>> BEGIN

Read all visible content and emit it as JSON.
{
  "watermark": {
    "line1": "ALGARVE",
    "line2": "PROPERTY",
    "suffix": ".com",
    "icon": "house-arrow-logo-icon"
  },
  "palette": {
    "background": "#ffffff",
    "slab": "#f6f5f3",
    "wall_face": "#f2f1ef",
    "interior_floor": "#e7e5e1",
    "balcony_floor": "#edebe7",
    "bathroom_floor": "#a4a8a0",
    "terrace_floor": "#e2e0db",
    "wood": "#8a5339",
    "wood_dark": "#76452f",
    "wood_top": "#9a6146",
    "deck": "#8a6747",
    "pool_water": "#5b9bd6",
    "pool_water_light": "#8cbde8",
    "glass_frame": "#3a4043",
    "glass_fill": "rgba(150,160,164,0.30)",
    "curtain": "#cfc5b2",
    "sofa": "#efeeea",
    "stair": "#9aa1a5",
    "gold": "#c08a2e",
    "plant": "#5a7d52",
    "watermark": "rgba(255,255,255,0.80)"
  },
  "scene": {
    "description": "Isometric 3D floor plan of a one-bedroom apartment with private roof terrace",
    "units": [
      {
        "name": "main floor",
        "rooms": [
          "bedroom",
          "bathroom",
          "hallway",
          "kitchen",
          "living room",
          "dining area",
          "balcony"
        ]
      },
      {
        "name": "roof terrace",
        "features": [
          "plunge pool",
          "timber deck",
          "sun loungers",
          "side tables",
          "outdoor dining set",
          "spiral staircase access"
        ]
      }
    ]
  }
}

>> END

Task statement
Select all lines in the listing that include the word "rgba".

Worked solution
    "glass_fill": "rgba(150,160,164,0.30)",
    "watermark": "rgba(255,255,255,0.80)"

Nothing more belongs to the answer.